__課題__: 研究概要によると、cytotrophoblastはHIVに対してどのような性質だと判明したか。

研究分担者 |
根本 則道 日本大学, 医学部, 教授 (80096875)
北村 勝彦 横浜市立大学, 医学部, 准教授 (30195284)
齋藤 滋 富山大学, 医学部, 教授 (30175351)
山本 直樹 国立感染症研究所, エイズ研究センター, センター長 (00094053)
稲葉 憲之 獨協医科大学, 医学部, 教授 (70114238)
|
研究概要 |
HIV垂直感染には,脱落膜・胎盤の局所因子が深く関与する。胎盤において合胞体細胞やHofbauer細胞にはHIVが感染し,またHIVに感染した脱落膜リンパ球は胎児循環中に入る機会があるが,子宮内感染は稀である。一方,マラリアや絨毛羊膜炎などの合併によってHIV子宮内感染が誘発される。ヒト子宮内に形成される脱落膜は多数の免疫細胞を含むが,これがHIV感染において何らかの関与をする。すなわちHIV感染の標的あるいはリザーバーとなっている可能性がある。そこで,脱落膜より分離したCD56LGL,NKT細胞株MOTN,NK細胞株KHYGにin vitroでHIVを感染させたところ,前二者においてはウイルスの複製が見られたのに対し,KHYGはHIVのintegrationは見られるものの,virus RNAの発現や上清中へのp24の産生は認められず,リザーバーとなる可能性が示唆された。しかし霊長類細胞でHIV感受性を調節するTRIM5αの発現には差がなく,他の機序が関与すると推定された。HIVを有効に複製するNKT細胞株MOTNと,不完全な複製を行うKHYG細胞の遺伝子ならびにタンパク発現プロファイルを網羅的に解析中である。次に,絨毛細胞は分化の程度によりHIV感受性が著しく異なり,分化したsyncytiumはHIV感受性であるがcytotrophoblastはHIV抵抗性であることが判明した。さらに,TLRを介したシグナルがHIV複製を抑制することから,未知の内在性TLRリガンドがHIV垂直感染を調節している可能性が示唆された。最後にHIV垂直感染では,母体の栄養状態や免疫状態に加えHLAハプロタイプやHIVサブタイプにより感染効率に著しい差が生じることが知られている。そのための臨床的解析を心がけたが残念ながら(医師としては幸いなことに)研究期間中に垂直感染を来たした症例は日本では見られず,ラオスとの共同研究を進めている。

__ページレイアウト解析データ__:
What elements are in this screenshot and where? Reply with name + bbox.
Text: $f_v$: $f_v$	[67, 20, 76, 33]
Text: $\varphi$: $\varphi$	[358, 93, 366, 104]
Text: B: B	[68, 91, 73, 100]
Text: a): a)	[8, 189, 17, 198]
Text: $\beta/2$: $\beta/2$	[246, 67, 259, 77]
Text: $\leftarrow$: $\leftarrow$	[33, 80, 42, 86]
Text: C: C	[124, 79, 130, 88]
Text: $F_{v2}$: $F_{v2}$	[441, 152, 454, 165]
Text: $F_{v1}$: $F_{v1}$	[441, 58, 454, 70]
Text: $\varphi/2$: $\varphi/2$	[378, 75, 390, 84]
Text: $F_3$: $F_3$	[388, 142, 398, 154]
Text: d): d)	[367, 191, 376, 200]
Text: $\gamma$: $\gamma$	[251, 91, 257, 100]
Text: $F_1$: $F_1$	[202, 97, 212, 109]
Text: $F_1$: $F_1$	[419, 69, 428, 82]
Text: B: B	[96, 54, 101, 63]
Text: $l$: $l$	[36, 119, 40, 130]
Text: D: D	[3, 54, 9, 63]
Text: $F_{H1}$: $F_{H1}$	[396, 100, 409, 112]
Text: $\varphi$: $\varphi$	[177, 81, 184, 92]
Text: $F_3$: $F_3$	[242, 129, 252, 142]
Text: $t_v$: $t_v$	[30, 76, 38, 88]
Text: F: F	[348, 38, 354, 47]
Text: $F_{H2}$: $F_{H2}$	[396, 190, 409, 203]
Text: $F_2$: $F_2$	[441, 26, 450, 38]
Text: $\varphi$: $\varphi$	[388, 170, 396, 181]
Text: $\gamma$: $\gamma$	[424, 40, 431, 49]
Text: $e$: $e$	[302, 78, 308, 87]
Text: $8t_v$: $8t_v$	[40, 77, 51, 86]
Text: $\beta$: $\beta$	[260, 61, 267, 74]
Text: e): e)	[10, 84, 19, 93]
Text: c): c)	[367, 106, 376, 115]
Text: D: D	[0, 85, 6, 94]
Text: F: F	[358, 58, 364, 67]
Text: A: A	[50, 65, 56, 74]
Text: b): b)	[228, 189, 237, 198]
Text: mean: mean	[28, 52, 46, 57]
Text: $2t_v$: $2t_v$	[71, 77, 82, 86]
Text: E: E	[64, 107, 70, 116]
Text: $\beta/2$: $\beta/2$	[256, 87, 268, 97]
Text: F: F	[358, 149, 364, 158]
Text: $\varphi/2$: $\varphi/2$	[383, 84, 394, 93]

__解答__: HIV抵抗性であることが判明した。